** The request **
Quote every line of the material beneath this one.

** Listing **
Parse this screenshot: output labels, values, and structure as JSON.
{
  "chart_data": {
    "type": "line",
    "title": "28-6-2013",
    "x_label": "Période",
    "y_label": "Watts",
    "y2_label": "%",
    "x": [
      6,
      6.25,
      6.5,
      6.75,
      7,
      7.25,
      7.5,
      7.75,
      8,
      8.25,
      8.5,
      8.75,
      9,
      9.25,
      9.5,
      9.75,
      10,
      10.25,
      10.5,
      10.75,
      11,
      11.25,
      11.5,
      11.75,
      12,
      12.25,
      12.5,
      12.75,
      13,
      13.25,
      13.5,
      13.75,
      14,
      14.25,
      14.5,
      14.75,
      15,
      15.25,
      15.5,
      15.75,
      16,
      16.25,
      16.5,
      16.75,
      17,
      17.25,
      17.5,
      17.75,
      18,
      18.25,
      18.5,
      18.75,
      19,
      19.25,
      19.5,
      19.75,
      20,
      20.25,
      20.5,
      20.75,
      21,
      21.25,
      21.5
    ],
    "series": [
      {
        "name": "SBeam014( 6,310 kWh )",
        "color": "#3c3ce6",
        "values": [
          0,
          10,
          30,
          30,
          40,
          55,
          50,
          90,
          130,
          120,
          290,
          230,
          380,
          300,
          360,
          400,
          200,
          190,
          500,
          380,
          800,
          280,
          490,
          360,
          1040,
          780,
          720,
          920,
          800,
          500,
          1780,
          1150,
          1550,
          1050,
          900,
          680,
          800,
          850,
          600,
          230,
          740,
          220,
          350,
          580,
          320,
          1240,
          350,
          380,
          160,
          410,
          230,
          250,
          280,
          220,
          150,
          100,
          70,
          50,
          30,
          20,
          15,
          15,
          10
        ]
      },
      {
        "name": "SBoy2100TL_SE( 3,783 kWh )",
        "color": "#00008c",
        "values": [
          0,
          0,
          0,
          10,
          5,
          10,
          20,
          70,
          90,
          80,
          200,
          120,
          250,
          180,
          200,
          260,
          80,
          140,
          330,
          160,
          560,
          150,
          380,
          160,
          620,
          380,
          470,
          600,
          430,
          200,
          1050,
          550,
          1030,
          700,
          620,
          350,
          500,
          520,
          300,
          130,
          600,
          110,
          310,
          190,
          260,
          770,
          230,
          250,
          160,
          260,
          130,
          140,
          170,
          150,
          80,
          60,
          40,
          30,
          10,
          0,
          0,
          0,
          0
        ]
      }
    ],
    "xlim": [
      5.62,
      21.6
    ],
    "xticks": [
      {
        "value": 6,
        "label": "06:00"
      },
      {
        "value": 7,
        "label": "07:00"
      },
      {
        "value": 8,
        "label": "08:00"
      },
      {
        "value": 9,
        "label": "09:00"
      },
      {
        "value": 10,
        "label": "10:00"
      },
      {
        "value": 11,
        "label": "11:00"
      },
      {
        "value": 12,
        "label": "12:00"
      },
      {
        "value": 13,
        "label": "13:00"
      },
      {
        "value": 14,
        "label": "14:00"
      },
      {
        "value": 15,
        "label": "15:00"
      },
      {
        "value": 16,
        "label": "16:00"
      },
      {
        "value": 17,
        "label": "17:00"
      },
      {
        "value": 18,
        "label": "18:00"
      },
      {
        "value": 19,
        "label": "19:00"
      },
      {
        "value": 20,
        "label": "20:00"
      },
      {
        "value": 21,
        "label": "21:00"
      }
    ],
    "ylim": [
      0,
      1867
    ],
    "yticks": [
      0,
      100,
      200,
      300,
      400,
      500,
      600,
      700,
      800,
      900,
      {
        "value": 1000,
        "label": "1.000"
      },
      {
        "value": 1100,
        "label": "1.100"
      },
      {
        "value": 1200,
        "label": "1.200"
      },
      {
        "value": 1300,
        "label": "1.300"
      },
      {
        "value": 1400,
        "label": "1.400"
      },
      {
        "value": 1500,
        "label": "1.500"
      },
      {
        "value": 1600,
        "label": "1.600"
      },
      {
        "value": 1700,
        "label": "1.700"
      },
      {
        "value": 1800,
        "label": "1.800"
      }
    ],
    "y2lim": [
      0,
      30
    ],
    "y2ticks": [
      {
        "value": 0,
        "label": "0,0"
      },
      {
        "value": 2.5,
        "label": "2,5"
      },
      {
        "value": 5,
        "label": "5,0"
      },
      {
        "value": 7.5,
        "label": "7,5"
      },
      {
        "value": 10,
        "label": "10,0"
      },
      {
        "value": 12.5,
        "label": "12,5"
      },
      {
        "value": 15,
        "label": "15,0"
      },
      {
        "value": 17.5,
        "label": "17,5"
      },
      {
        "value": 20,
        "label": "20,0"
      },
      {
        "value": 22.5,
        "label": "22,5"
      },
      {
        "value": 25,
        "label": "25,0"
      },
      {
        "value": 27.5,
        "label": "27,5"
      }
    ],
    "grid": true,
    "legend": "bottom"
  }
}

** Output of the exercise **
Parse this screenshot: output labels, values, and structure as JSON.
{
  "chart_data": {
    "type": "line",
    "title": "28-6-2013",
    "x_label": "Période",
    "y_label": "Watts",
    "y2_label": "%",
    "x": [
      6,
      6.25,
      6.5,
      6.75,
      7,
      7.25,
      7.5,
      7.75,
      8,
      8.25,
      8.5,
      8.75,
      9,
      9.25,
      9.5,
      9.75,
      10,
      10.25,
      10.5,
      10.75,
      11,
      11.25,
      11.5,
      11.75,
      12,
      12.25,
      12.5,
      12.75,
      13,
      13.25,
      13.5,
      13.75,
      14,
      14.25,
      14.5,
      14.75,
      15,
      15.25,
      15.5,
      15.75,
      16,
      16.25,
      16.5,
      16.75,
      17,
      17.25,
      17.5,
      17.75,
      18,
      18.25,
      18.5,
      18.75,
      19,
      19.25,
      19.5,
      19.75,
      20,
      20.25,
      20.5,
      20.75,
      21,
      21.25,
      21.5
    ],
    "series": [
      {
        "name": "SBeam014( 6,310 kWh )",
        "color": "#3c3ce6",
        "values": [
          0,
          10,
          30,
          30,
          40,
          55,
          50,
          90,
          130,
          120,
          290,
          230,
          380,
          300,
          360,
          400,
          200,
          190,
          500,
          380,
          800,
          280,
          490,
          360,
          1040,
          780,
          720,
          920,
          800,
          500,
          1780,
          1150,
          1550,
          1050,
          900,
          680,
          800,
          850,
          600,
          230,
          740,
          220,
          350,
          580,
          320,
          1240,
          350,
          380,
          160,
          410,
          230,
          250,
          280,
          220,
          150,
          100,
          70,
          50,
          30,
          20,
          15,
          15,
          10
        ]
      },
      {
        "name": "SBoy2100TL_SE( 3,783 kWh )",
        "color": "#00008c",
        "values": [
          0,
          0,
          0,
          10,
          5,
          10,
          20,
          70,
          90,
          80,
          200,
          120,
          250,
          180,
          200,
          260,
          80,
          140,
          330,
          160,
          560,
          150,
          380,
          160,
          620,
          380,
          470,
          600,
          430,
          200,
          1050,
          550,
          1030,
          700,
          620,
          350,
          500,
          520,
          300,
          130,
          600,
          110,
          310,
          190,
          260,
          770,
          230,
          250,
          160,
          260,
          130,
          140,
          170,
          150,
          80,
          60,
          40,
          30,
          10,
          0,
          0,
          0,
          0
        ]
      }
    ],
    "xlim": [
      5.62,
      21.6
    ],
    "xticks": [
      {
        "value": 6,
        "label": "06:00"
      },
      {
        "value": 7,
        "label": "07:00"
      },
      {
        "value": 8,
        "label": "08:00"
      },
      {
        "value": 9,
        "label": "09:00"
      },
      {
        "value": 10,
        "label": "10:00"
      },
      {
        "value": 11,
        "label": "11:00"
      },
      {
        "value": 12,
        "label": "12:00"
      },
      {
        "value": 13,
        "label": "13:00"
      },
      {
        "value": 14,
        "label": "14:00"
      },
      {
        "value": 15,
        "label": "15:00"
      },
      {
        "value": 16,
        "label": "16:00"
      },
      {
        "value": 17,
        "label": "17:00"
      },
      {
        "value": 18,
        "label": "18:00"
      },
      {
        "value": 19,
        "label": "19:00"
      },
      {
        "value": 20,
        "label": "20:00"
      },
      {
        "value": 21,
        "label": "21:00"
      }
    ],
    "ylim": [
      0,
      1867
    ],
    "yticks": [
      0,
      100,
      200,
      300,
      400,
      500,
      600,
      700,
      800,
      900,
      {
        "value": 1000,
        "label": "1.000"
      },
      {
        "value": 1100,
        "label": "1.100"
      },
      {
        "value": 1200,
        "label": "1.200"
      },
      {
        "value": 1300,
        "label": "1.300"
      },
      {
        "value": 1400,
        "label": "1.400"
      },
      {
        "value": 1500,
        "label": "1.500"
      },
      {
        "value": 1600,
        "label": "1.600"
      },
      {
        "value": 1700,
        "label": "1.700"
      },
      {
        "value": 1800,
        "label": "1.800"
      }
    ],
    "y2lim": [
      0,
      30
    ],
    "y2ticks": [
      {
        "value": 0,
        "label": "0,0"
      },
      {
        "value": 2.5,
        "label": "2,5"
      },
      {
        "value": 5,
        "label": "5,0"
      },
      {
        "value": 7.5,
        "label": "7,5"
      },
      {
        "value": 10,
        "label": "10,0"
      },
      {
        "value": 12.5,
        "label": "12,5"
      },
      {
        "value": 15,
        "label": "15,0"
      },
      {
        "value": 17.5,
        "label": "17,5"
      },
      {
        "value": 20,
        "label": "20,0"
      },
      {
        "value": 22.5,
        "label": "22,5"
      },
      {
        "value": 25,
        "label": "25,0"
      },
      {
        "value": 27.5,
        "label": "27,5"
      }
    ],
    "grid": true,
    "legend": "bottom"
  }
}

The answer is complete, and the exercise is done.